— Problem to solve —
Copy out every line containing the word "China".

— Input for this task —
= = = = = = =
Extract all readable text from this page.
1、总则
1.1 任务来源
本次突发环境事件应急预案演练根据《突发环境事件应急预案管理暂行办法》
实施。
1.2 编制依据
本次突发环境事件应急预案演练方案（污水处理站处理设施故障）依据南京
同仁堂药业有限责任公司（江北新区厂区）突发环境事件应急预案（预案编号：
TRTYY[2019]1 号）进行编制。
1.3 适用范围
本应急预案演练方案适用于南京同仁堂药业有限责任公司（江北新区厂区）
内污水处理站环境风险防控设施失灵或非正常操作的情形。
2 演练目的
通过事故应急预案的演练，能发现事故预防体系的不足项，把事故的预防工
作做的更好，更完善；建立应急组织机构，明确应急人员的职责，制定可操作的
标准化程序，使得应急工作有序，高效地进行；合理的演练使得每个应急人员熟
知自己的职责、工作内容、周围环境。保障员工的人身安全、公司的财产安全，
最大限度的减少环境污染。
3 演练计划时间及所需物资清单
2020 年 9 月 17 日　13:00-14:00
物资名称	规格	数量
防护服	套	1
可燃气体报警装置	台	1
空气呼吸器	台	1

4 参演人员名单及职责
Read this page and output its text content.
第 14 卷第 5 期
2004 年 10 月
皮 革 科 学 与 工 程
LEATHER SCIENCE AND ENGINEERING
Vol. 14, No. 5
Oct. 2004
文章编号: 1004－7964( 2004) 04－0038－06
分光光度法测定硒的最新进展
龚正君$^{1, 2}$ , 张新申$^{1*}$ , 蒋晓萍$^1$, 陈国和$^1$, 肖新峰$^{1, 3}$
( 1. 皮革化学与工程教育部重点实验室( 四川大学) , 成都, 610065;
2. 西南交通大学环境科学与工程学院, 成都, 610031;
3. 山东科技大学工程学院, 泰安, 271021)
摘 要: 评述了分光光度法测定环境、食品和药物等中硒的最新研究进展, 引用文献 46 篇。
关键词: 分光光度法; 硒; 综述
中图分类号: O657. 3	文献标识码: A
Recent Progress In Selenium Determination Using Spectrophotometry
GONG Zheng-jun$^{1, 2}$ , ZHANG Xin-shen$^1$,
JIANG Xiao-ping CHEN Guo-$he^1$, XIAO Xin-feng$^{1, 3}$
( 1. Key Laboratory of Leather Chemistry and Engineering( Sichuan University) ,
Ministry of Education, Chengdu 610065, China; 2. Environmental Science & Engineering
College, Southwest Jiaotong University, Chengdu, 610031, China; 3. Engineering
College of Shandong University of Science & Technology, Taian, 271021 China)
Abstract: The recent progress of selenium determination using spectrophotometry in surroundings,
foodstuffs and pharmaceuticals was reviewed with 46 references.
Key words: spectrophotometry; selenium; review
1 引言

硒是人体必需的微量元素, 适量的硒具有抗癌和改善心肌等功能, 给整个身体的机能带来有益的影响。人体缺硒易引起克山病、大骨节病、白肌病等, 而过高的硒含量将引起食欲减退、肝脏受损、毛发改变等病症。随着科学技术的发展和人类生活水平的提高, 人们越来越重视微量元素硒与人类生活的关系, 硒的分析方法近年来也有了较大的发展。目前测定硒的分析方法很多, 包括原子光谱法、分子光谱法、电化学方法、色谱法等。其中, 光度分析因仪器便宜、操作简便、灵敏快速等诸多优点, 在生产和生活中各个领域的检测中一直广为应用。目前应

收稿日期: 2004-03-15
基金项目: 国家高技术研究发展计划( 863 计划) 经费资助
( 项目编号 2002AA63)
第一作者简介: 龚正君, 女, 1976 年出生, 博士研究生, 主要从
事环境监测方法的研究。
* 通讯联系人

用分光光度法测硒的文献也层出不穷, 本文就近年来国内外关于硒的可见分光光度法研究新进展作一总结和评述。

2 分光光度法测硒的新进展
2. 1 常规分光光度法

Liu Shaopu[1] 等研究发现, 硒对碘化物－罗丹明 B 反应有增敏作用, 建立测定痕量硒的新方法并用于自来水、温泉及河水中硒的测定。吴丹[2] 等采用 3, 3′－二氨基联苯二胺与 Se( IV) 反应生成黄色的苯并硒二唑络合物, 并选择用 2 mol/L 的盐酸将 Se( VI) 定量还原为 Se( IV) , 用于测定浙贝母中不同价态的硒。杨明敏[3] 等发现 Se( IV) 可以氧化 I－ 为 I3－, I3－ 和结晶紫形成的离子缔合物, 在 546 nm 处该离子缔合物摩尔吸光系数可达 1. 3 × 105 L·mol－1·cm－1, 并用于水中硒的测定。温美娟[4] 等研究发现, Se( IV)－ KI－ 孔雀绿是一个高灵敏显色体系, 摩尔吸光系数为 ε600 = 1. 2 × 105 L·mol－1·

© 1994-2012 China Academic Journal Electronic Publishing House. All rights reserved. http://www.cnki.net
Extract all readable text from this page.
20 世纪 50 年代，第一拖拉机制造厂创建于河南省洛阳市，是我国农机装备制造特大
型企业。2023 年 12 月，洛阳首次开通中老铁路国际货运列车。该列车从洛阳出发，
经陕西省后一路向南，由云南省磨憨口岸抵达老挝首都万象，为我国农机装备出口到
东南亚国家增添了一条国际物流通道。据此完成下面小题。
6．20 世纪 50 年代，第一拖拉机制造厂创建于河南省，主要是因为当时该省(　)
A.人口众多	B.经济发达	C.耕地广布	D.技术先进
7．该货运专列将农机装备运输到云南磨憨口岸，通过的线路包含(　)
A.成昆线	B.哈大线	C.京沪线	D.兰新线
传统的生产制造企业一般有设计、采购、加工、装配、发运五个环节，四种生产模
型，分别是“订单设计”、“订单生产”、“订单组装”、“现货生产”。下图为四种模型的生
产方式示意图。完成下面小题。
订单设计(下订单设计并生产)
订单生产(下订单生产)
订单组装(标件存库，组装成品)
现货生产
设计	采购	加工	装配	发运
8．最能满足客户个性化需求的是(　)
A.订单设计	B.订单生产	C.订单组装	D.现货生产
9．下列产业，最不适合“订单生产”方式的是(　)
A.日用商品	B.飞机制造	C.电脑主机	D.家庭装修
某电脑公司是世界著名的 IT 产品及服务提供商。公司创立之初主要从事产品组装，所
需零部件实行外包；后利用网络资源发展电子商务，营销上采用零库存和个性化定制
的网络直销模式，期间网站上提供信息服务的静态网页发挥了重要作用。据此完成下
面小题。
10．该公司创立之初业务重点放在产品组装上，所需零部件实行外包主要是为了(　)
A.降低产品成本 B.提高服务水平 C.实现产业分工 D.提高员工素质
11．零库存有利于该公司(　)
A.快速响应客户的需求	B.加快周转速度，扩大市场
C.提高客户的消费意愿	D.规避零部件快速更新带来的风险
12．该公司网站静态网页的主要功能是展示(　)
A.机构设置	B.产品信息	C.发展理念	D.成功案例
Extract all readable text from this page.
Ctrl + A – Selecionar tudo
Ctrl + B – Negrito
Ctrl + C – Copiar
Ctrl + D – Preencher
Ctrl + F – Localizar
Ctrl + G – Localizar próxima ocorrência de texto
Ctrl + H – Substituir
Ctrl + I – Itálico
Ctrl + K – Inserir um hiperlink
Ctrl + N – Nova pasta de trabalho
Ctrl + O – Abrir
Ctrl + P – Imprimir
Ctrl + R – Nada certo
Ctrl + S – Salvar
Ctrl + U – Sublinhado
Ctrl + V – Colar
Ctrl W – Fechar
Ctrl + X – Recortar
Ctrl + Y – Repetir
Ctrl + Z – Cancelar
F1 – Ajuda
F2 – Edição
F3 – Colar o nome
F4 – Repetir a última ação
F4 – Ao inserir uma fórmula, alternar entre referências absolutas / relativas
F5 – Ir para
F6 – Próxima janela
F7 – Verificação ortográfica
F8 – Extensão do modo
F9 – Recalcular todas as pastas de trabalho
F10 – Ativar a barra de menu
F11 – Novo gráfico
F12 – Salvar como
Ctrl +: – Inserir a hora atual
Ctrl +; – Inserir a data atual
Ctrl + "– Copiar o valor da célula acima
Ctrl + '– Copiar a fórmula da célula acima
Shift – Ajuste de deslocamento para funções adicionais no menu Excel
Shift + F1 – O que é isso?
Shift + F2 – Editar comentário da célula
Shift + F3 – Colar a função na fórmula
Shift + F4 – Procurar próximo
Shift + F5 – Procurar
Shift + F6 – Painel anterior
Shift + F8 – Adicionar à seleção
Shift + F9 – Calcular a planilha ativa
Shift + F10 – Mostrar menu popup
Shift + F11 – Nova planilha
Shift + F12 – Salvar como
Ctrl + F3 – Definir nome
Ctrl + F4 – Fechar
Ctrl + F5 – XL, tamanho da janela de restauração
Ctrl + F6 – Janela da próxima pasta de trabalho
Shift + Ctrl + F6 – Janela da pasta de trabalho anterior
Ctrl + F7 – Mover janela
= = = = = = =
— Result —
Ministry of Education, Chengdu 610065, China; 2. Environmental Science & Engineering
College, Southwest Jiaotong University, Chengdu, 610031, China; 3. Engineering
College of Shandong University of Science & Technology, Taian, 271021 China)
© 1994-2012 China Academic Journal Electronic Publishing House. All rights reserved. http://www.cnki.net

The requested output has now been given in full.